▶ What you have to do
In your copy, reproduce the entries exactly as they are, minus the images.

▶ Provided entries

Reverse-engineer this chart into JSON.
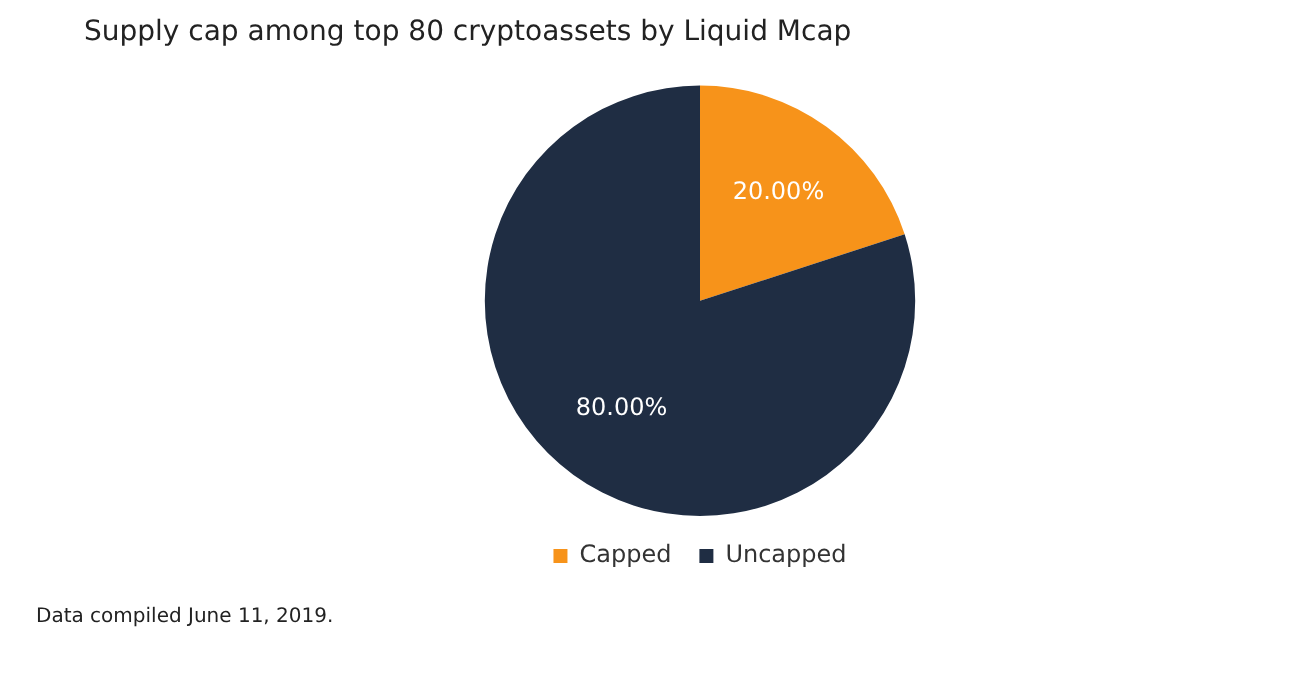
{
  "chart_data": {
    "type": "pie",
    "title": "Supply cap among top 80 cryptoassets by Liquid Mcap",
    "categories": [
      "Capped",
      "Uncapped"
    ],
    "values": [
      20,
      80
    ],
    "colors": [
      "#f7931a",
      "#1f2d43"
    ],
    "value_labels": [
      "20.00%",
      "80.00%"
    ],
    "legend": "bottom",
    "annotations": [
      "Data compiled June 11, 2019."
    ]
  }
}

▶ Finished task
Reverse-engineer this chart into JSON.
{
  "chart_data": {
    "type": "pie",
    "title": "Supply cap among top 80 cryptoassets by Liquid Mcap",
    "categories": [
      "Capped",
      "Uncapped"
    ],
    "values": [
      20,
      80
    ],
    "colors": [
      "#f7931a",
      "#1f2d43"
    ],
    "value_labels": [
      "20.00%",
      "80.00%"
    ],
    "legend": "bottom",
    "annotations": [
      "Data compiled June 11, 2019."
    ]
  }
}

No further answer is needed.